• PROBLEM DESCRIPTION:
Reproduce the material exactly, omitting nothing.

• MATERIALS PROVIDED:

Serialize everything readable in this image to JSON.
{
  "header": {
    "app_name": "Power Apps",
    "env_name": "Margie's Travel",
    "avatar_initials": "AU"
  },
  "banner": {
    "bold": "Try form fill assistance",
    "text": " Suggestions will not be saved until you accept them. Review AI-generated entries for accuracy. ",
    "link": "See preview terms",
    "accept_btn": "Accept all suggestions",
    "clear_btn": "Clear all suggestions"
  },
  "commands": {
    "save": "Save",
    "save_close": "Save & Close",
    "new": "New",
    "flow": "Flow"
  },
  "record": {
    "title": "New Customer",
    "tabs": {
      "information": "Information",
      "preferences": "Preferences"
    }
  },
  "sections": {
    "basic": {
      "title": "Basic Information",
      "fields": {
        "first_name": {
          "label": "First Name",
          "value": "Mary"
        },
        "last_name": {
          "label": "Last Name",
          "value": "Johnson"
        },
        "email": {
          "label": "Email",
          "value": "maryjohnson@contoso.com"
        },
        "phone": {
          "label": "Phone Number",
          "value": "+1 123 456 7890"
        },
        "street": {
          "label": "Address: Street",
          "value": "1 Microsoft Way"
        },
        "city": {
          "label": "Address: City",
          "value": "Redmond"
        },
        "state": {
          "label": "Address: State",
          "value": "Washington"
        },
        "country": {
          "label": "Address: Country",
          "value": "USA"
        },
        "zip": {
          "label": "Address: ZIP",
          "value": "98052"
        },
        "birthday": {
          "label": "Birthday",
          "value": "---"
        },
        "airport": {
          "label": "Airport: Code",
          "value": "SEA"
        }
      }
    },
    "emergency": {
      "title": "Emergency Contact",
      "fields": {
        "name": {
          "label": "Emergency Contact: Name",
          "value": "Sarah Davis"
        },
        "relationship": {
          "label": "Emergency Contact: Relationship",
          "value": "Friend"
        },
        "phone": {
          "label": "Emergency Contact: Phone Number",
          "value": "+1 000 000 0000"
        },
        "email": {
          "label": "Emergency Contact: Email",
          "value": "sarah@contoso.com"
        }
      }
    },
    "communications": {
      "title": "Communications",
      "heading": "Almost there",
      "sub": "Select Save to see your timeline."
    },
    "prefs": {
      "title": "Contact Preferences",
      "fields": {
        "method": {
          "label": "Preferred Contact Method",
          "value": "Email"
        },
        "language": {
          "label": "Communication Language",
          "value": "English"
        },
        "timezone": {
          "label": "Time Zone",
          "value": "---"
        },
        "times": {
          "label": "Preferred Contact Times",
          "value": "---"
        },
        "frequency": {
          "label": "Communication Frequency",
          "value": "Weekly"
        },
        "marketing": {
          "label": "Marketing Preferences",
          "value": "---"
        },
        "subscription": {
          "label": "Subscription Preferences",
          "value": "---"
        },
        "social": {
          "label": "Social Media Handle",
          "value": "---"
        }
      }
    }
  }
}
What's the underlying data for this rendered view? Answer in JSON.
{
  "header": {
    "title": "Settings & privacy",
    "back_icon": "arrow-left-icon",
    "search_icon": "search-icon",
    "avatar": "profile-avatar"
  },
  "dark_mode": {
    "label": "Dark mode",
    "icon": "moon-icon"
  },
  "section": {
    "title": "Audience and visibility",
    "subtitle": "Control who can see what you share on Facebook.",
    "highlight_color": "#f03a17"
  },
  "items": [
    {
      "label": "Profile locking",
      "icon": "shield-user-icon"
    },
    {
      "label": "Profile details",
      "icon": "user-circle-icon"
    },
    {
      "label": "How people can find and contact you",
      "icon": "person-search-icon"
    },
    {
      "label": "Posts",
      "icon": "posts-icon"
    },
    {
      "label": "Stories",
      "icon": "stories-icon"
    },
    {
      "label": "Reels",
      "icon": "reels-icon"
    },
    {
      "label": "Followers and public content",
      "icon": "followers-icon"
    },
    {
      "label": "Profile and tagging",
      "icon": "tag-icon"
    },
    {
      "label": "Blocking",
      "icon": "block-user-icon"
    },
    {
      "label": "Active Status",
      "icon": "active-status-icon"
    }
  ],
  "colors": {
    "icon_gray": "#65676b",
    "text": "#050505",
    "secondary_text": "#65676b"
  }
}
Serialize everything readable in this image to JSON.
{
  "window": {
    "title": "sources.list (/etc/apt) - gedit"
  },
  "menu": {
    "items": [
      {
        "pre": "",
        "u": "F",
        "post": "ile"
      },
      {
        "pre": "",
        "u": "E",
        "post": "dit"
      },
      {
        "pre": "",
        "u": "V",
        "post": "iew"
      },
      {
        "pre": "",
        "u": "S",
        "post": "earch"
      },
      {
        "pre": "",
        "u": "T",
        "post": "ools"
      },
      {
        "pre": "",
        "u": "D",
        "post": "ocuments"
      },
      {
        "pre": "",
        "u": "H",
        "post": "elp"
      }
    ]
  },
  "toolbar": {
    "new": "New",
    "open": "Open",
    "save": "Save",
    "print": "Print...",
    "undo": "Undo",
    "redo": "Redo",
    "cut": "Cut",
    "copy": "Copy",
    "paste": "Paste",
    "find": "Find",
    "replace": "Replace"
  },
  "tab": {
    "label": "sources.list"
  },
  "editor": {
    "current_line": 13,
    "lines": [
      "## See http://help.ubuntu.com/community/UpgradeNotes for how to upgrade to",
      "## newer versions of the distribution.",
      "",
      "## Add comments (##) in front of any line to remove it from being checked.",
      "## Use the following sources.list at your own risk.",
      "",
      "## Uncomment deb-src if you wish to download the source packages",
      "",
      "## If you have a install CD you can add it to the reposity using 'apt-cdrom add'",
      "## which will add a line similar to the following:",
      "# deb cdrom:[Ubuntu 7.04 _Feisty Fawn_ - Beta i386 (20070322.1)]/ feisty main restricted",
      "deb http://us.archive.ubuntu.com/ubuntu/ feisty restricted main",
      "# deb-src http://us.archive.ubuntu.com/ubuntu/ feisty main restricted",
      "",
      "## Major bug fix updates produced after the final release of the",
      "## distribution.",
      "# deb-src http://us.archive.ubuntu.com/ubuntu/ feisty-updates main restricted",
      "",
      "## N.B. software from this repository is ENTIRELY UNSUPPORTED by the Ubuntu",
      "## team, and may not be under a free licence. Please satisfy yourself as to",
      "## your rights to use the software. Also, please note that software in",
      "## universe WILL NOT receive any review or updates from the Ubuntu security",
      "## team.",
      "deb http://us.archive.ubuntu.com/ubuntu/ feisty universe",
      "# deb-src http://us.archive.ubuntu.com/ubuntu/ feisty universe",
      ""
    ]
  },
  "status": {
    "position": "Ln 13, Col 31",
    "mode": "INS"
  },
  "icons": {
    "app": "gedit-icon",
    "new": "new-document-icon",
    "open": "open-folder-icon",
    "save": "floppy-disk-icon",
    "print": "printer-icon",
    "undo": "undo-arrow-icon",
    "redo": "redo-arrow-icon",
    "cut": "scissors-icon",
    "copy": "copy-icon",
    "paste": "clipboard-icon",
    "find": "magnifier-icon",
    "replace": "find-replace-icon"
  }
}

• ANSWER IN FULL:
Serialize everything readable in this image to JSON.
{
  "header": {
    "app_name": "Power Apps",
    "env_name": "Margie's Travel",
    "avatar_initials": "AU"
  },
  "banner": {
    "bold": "Try form fill assistance",
    "text": " Suggestions will not be saved until you accept them. Review AI-generated entries for accuracy. ",
    "link": "See preview terms",
    "accept_btn": "Accept all suggestions",
    "clear_btn": "Clear all suggestions"
  },
  "commands": {
    "save": "Save",
    "save_close": "Save & Close",
    "new": "New",
    "flow": "Flow"
  },
  "record": {
    "title": "New Customer",
    "tabs": {
      "information": "Information",
      "preferences": "Preferences"
    }
  },
  "sections": {
    "basic": {
      "title": "Basic Information",
      "fields": {
        "first_name": {
          "label": "First Name",
          "value": "Mary"
        },
        "last_name": {
          "label": "Last Name",
          "value": "Johnson"
        },
        "email": {
          "label": "Email",
          "value": "maryjohnson@contoso.com"
        },
        "phone": {
          "label": "Phone Number",
          "value": "+1 123 456 7890"
        },
        "street": {
          "label": "Address: Street",
          "value": "1 Microsoft Way"
        },
        "city": {
          "label": "Address: City",
          "value": "Redmond"
        },
        "state": {
          "label": "Address: State",
          "value": "Washington"
        },
        "country": {
          "label": "Address: Country",
          "value": "USA"
        },
        "zip": {
          "label": "Address: ZIP",
          "value": "98052"
        },
        "birthday": {
          "label": "Birthday",
          "value": "---"
        },
        "airport": {
          "label": "Airport: Code",
          "value": "SEA"
        }
      }
    },
    "emergency": {
      "title": "Emergency Contact",
      "fields": {
        "name": {
          "label": "Emergency Contact: Name",
          "value": "Sarah Davis"
        },
        "relationship": {
          "label": "Emergency Contact: Relationship",
          "value": "Friend"
        },
        "phone": {
          "label": "Emergency Contact: Phone Number",
          "value": "+1 000 000 0000"
        },
        "email": {
          "label": "Emergency Contact: Email",
          "value": "sarah@contoso.com"
        }
      }
    },
    "communications": {
      "title": "Communications",
      "heading": "Almost there",
      "sub": "Select Save to see your timeline."
    },
    "prefs": {
      "title": "Contact Preferences",
      "fields": {
        "method": {
          "label": "Preferred Contact Method",
          "value": "Email"
        },
        "language": {
          "label": "Communication Language",
          "value": "English"
        },
        "timezone": {
          "label": "Time Zone",
          "value": "---"
        },
        "times": {
          "label": "Preferred Contact Times",
          "value": "---"
        },
        "frequency": {
          "label": "Communication Frequency",
          "value": "Weekly"
        },
        "marketing": {
          "label": "Marketing Preferences",
          "value": "---"
        },
        "subscription": {
          "label": "Subscription Preferences",
          "value": "---"
        },
        "social": {
          "label": "Social Media Handle",
          "value": "---"
        }
      }
    }
  }
}
What's the underlying data for this rendered view? Answer in JSON.
{
  "header": {
    "title": "Settings & privacy",
    "back_icon": "arrow-left-icon",
    "search_icon": "search-icon",
    "avatar": "profile-avatar"
  },
  "dark_mode": {
    "label": "Dark mode",
    "icon": "moon-icon"
  },
  "section": {
    "title": "Audience and visibility",
    "subtitle": "Control who can see what you share on Facebook.",
    "highlight_color": "#f03a17"
  },
  "items": [
    {
      "label": "Profile locking",
      "icon": "shield-user-icon"
    },
    {
      "label": "Profile details",
      "icon": "user-circle-icon"
    },
    {
      "label": "How people can find and contact you",
      "icon": "person-search-icon"
    },
    {
      "label": "Posts",
      "icon": "posts-icon"
    },
    {
      "label": "Stories",
      "icon": "stories-icon"
    },
    {
      "label": "Reels",
      "icon": "reels-icon"
    },
    {
      "label": "Followers and public content",
      "icon": "followers-icon"
    },
    {
      "label": "Profile and tagging",
      "icon": "tag-icon"
    },
    {
      "label": "Blocking",
      "icon": "block-user-icon"
    },
    {
      "label": "Active Status",
      "icon": "active-status-icon"
    }
  ],
  "colors": {
    "icon_gray": "#65676b",
    "text": "#050505",
    "secondary_text": "#65676b"
  }
}
Serialize everything readable in this image to JSON.
{
  "window": {
    "title": "sources.list (/etc/apt) - gedit"
  },
  "menu": {
    "items": [
      {
        "pre": "",
        "u": "F",
        "post": "ile"
      },
      {
        "pre": "",
        "u": "E",
        "post": "dit"
      },
      {
        "pre": "",
        "u": "V",
        "post": "iew"
      },
      {
        "pre": "",
        "u": "S",
        "post": "earch"
      },
      {
        "pre": "",
        "u": "T",
        "post": "ools"
      },
      {
        "pre": "",
        "u": "D",
        "post": "ocuments"
      },
      {
        "pre": "",
        "u": "H",
        "post": "elp"
      }
    ]
  },
  "toolbar": {
    "new": "New",
    "open": "Open",
    "save": "Save",
    "print": "Print...",
    "undo": "Undo",
    "redo": "Redo",
    "cut": "Cut",
    "copy": "Copy",
    "paste": "Paste",
    "find": "Find",
    "replace": "Replace"
  },
  "tab": {
    "label": "sources.list"
  },
  "editor": {
    "current_line": 13,
    "lines": [
      "## See http://help.ubuntu.com/community/UpgradeNotes for how to upgrade to",
      "## newer versions of the distribution.",
      "",
      "## Add comments (##) in front of any line to remove it from being checked.",
      "## Use the following sources.list at your own risk.",
      "",
      "## Uncomment deb-src if you wish to download the source packages",
      "",
      "## If you have a install CD you can add it to the reposity using 'apt-cdrom add'",
      "## which will add a line similar to the following:",
      "# deb cdrom:[Ubuntu 7.04 _Feisty Fawn_ - Beta i386 (20070322.1)]/ feisty main restricted",
      "deb http://us.archive.ubuntu.com/ubuntu/ feisty restricted main",
      "# deb-src http://us.archive.ubuntu.com/ubuntu/ feisty main restricted",
      "",
      "## Major bug fix updates produced after the final release of the",
      "## distribution.",
      "# deb-src http://us.archive.ubuntu.com/ubuntu/ feisty-updates main restricted",
      "",
      "## N.B. software from this repository is ENTIRELY UNSUPPORTED by the Ubuntu",
      "## team, and may not be under a free licence. Please satisfy yourself as to",
      "## your rights to use the software. Also, please note that software in",
      "## universe WILL NOT receive any review or updates from the Ubuntu security",
      "## team.",
      "deb http://us.archive.ubuntu.com/ubuntu/ feisty universe",
      "# deb-src http://us.archive.ubuntu.com/ubuntu/ feisty universe",
      ""
    ]
  },
  "status": {
    "position": "Ln 13, Col 31",
    "mode": "INS"
  },
  "icons": {
    "app": "gedit-icon",
    "new": "new-document-icon",
    "open": "open-folder-icon",
    "save": "floppy-disk-icon",
    "print": "printer-icon",
    "undo": "undo-arrow-icon",
    "redo": "redo-arrow-icon",
    "cut": "scissors-icon",
    "copy": "copy-icon",
    "paste": "clipboard-icon",
    "find": "magnifier-icon",
    "replace": "find-replace-icon"
  }
}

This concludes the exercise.